— REQUEST —
Transcribe all of the records word for word, but omit the pictures.

— TASK INPUT —
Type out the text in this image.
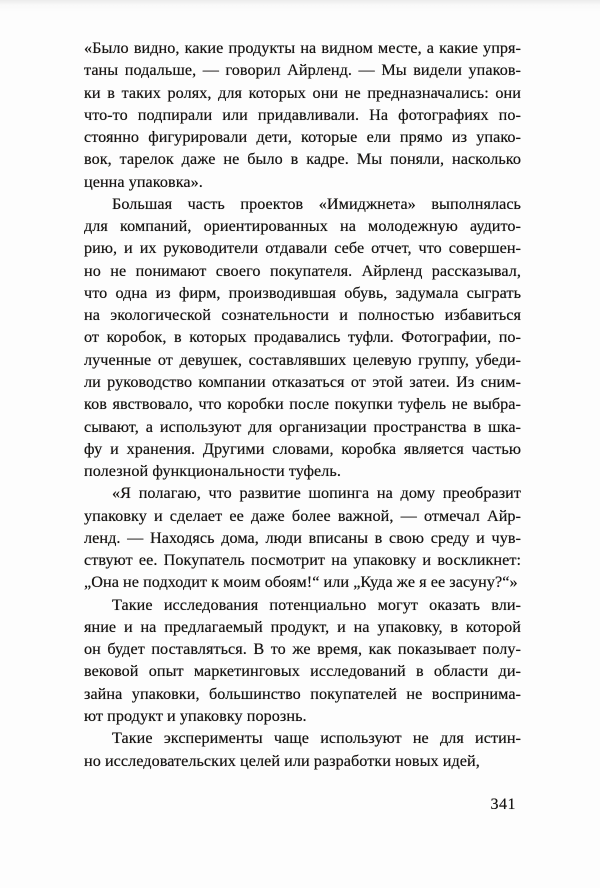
«Было видно, какие продукты на видном месте, а какие упря-
таны подальше, — говорил Айрленд. — Мы видели упаков-
ки в таких ролях, для которых они не предназначались: они
что-то подпирали или придавливали. На фотографиях по-
стоянно фигурировали дети, которые ели прямо из упако-
вок, тарелок даже не было в кадре. Мы поняли, насколько
ценна упаковка».
Большая часть проектов «Имиджнета» выполнялась
для компаний, ориентированных на молодежную аудито-
рию, и их руководители отдавали себе отчет, что совершен-
но не понимают своего покупателя. Айрленд рассказывал,
что одна из фирм, производившая обувь, задумала сыграть
на экологической сознательности и полностью избавиться
от коробок, в которых продавались туфли. Фотографии, по-
лученные от девушек, составлявших целевую группу, убеди-
ли руководство компании отказаться от этой затеи. Из сним-
ков явствовало, что коробки после покупки туфель не выбра-
сывают, а используют для организации пространства в шка-
фу и хранения. Другими словами, коробка является частью
полезной функциональности туфель.
«Я полагаю, что развитие шопинга на дому преобразит
упаковку и сделает ее даже более важной, — отмечал Айр-
ленд. — Находясь дома, люди вписаны в свою среду и чув-
ствуют ее. Покупатель посмотрит на упаковку и воскликнет:
„Она не подходит к моим обоям!“ или „Куда же я ее засуну?“»
Такие исследования потенциально могут оказать вли-
яние и на предлагаемый продукт, и на упаковку, в которой
он будет поставляться. В то же время, как показывает полу-
вековой опыт маркетинговых исследований в области ди-
зайна упаковки, большинство покупателей не воспринима-
ют продукт и упаковку порознь.
Такие эксперименты чаще используют не для истин-
но исследовательских целей или разработки новых идей,
341
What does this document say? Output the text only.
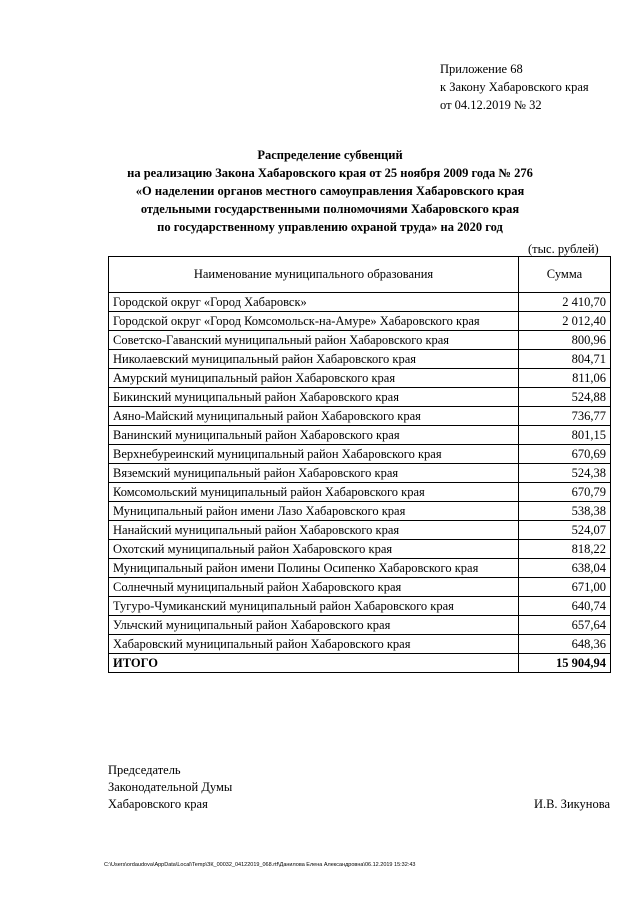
Приложение 68
к Закону Хабаровского края
от 04.12.2019 № 32
Распределение субвенций
на реализацию Закона Хабаровского края от 25 ноября 2009 года № 276
«О наделении органов местного самоуправления Хабаровского края
отдельными государственными полномочиями Хабаровского края
по государственному управлению охраной труда» на 2020 год
(тыс. рублей)
Наименование муниципального образования	Сумма
Городской округ «Город Хабаровск»	2 410,70
Городской округ «Город Комсомольск-на-Амуре» Хабаровского края	2 012,40
Советско-Гаванский муниципальный район Хабаровского края	800,96
Николаевский муниципальный район Хабаровского края	804,71
Амурский муниципальный район Хабаровского края	811,06
Бикинский муниципальный район Хабаровского края	524,88
Аяно-Майский муниципальный район Хабаровского края	736,77
Ванинский муниципальный район Хабаровского края	801,15
Верхнебуреинский муниципальный район Хабаровского края	670,69
Вяземский муниципальный район Хабаровского края	524,38
Комсомольский муниципальный район Хабаровского края	670,79
Муниципальный район имени Лазо Хабаровского края	538,38
Нанайский муниципальный район Хабаровского края	524,07
Охотский муниципальный район Хабаровского края	818,22
Муниципальный район имени Полины Осипенко Хабаровского края	638,04
Солнечный муниципальный район Хабаровского края	671,00
Тугуро-Чумиканский муниципальный район Хабаровского края	640,74
Ульчский муниципальный район Хабаровского края	657,64
Хабаровский муниципальный район Хабаровского края	648,36
ИТОГО	15 904,94
Председатель
Законодательной Думы
Хабаровского края	И.В. Зикунова
C:\Users\ordaudova\AppData\Local\Temp\ЗК_00032_04122019_068.rtf\Данилова Елена Александровна\06.12.2019 15:32:43
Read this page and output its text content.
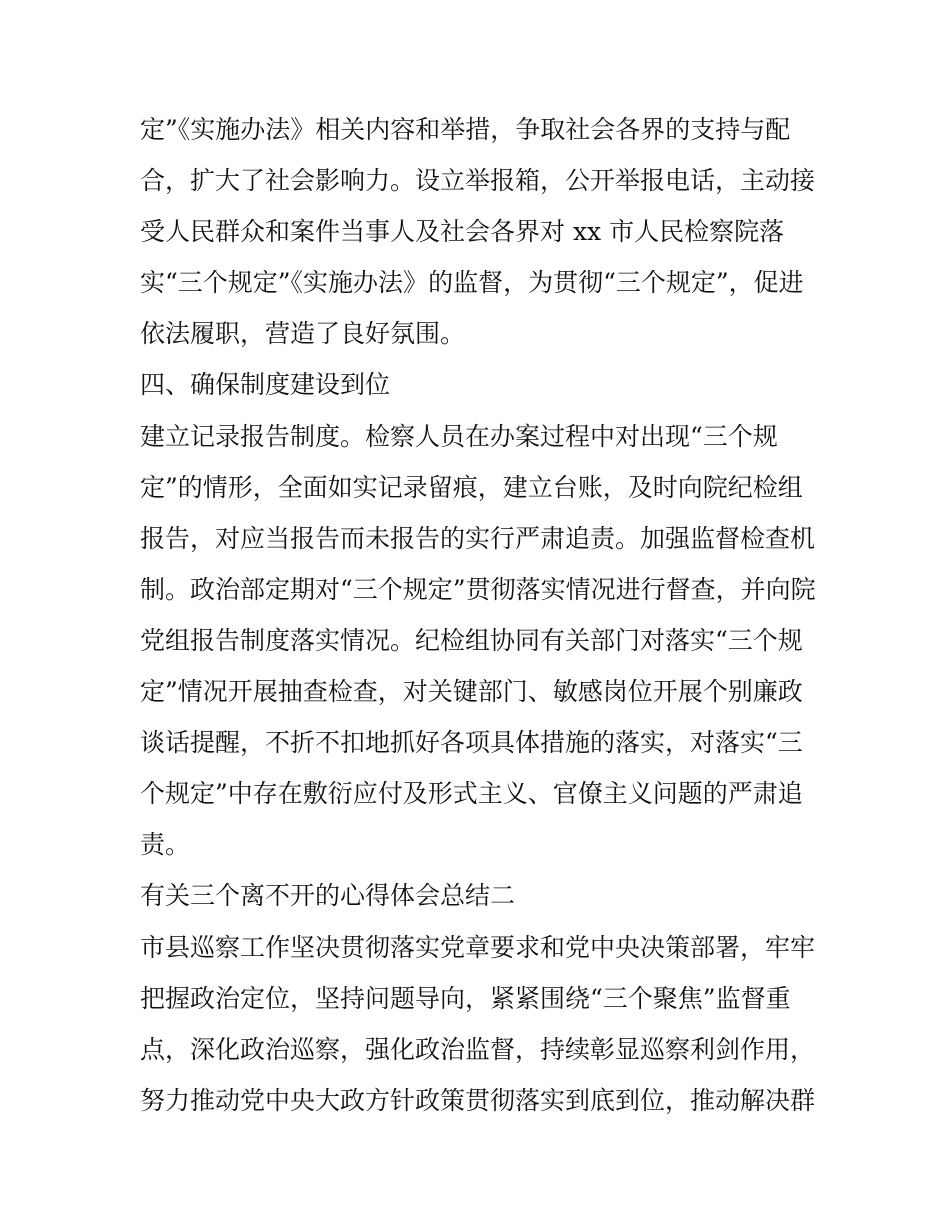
定”《实施办法》相关内容和举措，争取社会各界的支持与配
合，扩大了社会影响力。设立举报箱，公开举报电话，主动接
受人民群众和案件当事人及社会各界对 xx 市人民检察院落
实“三个规定”《实施办法》的监督，为贯彻“三个规定”，促进
依法履职，营造了良好氛围。
四、确保制度建设到位
建立记录报告制度。检察人员在办案过程中对出现“三个规
定”的情形，全面如实记录留痕，建立台账，及时向院纪检组
报告，对应当报告而未报告的实行严肃追责。加强监督检查机
制。政治部定期对“三个规定”贯彻落实情况进行督查，并向院
党组报告制度落实情况。纪检组协同有关部门对落实“三个规
定”情况开展抽查检查，对关键部门、敏感岗位开展个别廉政
谈话提醒，不折不扣地抓好各项具体措施的落实，对落实“三
个规定”中存在敷衍应付及形式主义、官僚主义问题的严肃追
责。
有关三个离不开的心得体会总结二
市县巡察工作坚决贯彻落实党章要求和党中央决策部署，牢牢
把握政治定位，坚持问题导向，紧紧围绕“三个聚焦”监督重
点，深化政治巡察，强化政治监督，持续彰显巡察利剑作用，
努力推动党中央大政方针政策贯彻落实到底到位，推动解决群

— EXPECTED ANSWER —
Type out the text in this image.
«Было видно, какие продукты на видном месте, а какие упря-
таны подальше, — говорил Айрленд. — Мы видели упаков-
ки в таких ролях, для которых они не предназначались: они
что-то подпирали или придавливали. На фотографиях по-
стоянно фигурировали дети, которые ели прямо из упако-
вок, тарелок даже не было в кадре. Мы поняли, насколько
ценна упаковка».
Большая часть проектов «Имиджнета» выполнялась
для компаний, ориентированных на молодежную аудито-
рию, и их руководители отдавали себе отчет, что совершен-
но не понимают своего покупателя. Айрленд рассказывал,
что одна из фирм, производившая обувь, задумала сыграть
на экологической сознательности и полностью избавиться
от коробок, в которых продавались туфли. Фотографии, по-
лученные от девушек, составлявших целевую группу, убеди-
ли руководство компании отказаться от этой затеи. Из сним-
ков явствовало, что коробки после покупки туфель не выбра-
сывают, а используют для организации пространства в шка-
фу и хранения. Другими словами, коробка является частью
полезной функциональности туфель.
«Я полагаю, что развитие шопинга на дому преобразит
упаковку и сделает ее даже более важной, — отмечал Айр-
ленд. — Находясь дома, люди вписаны в свою среду и чув-
ствуют ее. Покупатель посмотрит на упаковку и воскликнет:
„Она не подходит к моим обоям!“ или „Куда же я ее засуну?“»
Такие исследования потенциально могут оказать вли-
яние и на предлагаемый продукт, и на упаковку, в которой
он будет поставляться. В то же время, как показывает полу-
вековой опыт маркетинговых исследований в области ди-
зайна упаковки, большинство покупателей не воспринима-
ют продукт и упаковку порознь.
Такие эксперименты чаще используют не для истин-
но исследовательских целей или разработки новых идей,
341
What does this document say? Output the text only.
Приложение 68
к Закону Хабаровского края
от 04.12.2019 № 32
Распределение субвенций
на реализацию Закона Хабаровского края от 25 ноября 2009 года № 276
«О наделении органов местного самоуправления Хабаровского края
отдельными государственными полномочиями Хабаровского края
по государственному управлению охраной труда» на 2020 год
(тыс. рублей)
Наименование муниципального образования	Сумма
Городской округ «Город Хабаровск»	2 410,70
Городской округ «Город Комсомольск-на-Амуре» Хабаровского края	2 012,40
Советско-Гаванский муниципальный район Хабаровского края	800,96
Николаевский муниципальный район Хабаровского края	804,71
Амурский муниципальный район Хабаровского края	811,06
Бикинский муниципальный район Хабаровского края	524,88
Аяно-Майский муниципальный район Хабаровского края	736,77
Ванинский муниципальный район Хабаровского края	801,15
Верхнебуреинский муниципальный район Хабаровского края	670,69
Вяземский муниципальный район Хабаровского края	524,38
Комсомольский муниципальный район Хабаровского края	670,79
Муниципальный район имени Лазо Хабаровского края	538,38
Нанайский муниципальный район Хабаровского края	524,07
Охотский муниципальный район Хабаровского края	818,22
Муниципальный район имени Полины Осипенко Хабаровского края	638,04
Солнечный муниципальный район Хабаровского края	671,00
Тугуро-Чумиканский муниципальный район Хабаровского края	640,74
Ульчский муниципальный район Хабаровского края	657,64
Хабаровский муниципальный район Хабаровского края	648,36
ИТОГО	15 904,94
Председатель
Законодательной Думы
Хабаровского края	И.В. Зикунова
C:\Users\ordaudova\AppData\Local\Temp\ЗК_00032_04122019_068.rtf\Данилова Елена Александровна\06.12.2019 15:32:43
Read this page and output its text content.
定”《实施办法》相关内容和举措，争取社会各界的支持与配
合，扩大了社会影响力。设立举报箱，公开举报电话，主动接
受人民群众和案件当事人及社会各界对 xx 市人民检察院落
实“三个规定”《实施办法》的监督，为贯彻“三个规定”，促进
依法履职，营造了良好氛围。
四、确保制度建设到位
建立记录报告制度。检察人员在办案过程中对出现“三个规
定”的情形，全面如实记录留痕，建立台账，及时向院纪检组
报告，对应当报告而未报告的实行严肃追责。加强监督检查机
制。政治部定期对“三个规定”贯彻落实情况进行督查，并向院
党组报告制度落实情况。纪检组协同有关部门对落实“三个规
定”情况开展抽查检查，对关键部门、敏感岗位开展个别廉政
谈话提醒，不折不扣地抓好各项具体措施的落实，对落实“三
个规定”中存在敷衍应付及形式主义、官僚主义问题的严肃追
责。
有关三个离不开的心得体会总结二
市县巡察工作坚决贯彻落实党章要求和党中央决策部署，牢牢
把握政治定位，坚持问题导向，紧紧围绕“三个聚焦”监督重
点，深化政治巡察，强化政治监督，持续彰显巡察利剑作用，
努力推动党中央大政方针政策贯彻落实到底到位，推动解决群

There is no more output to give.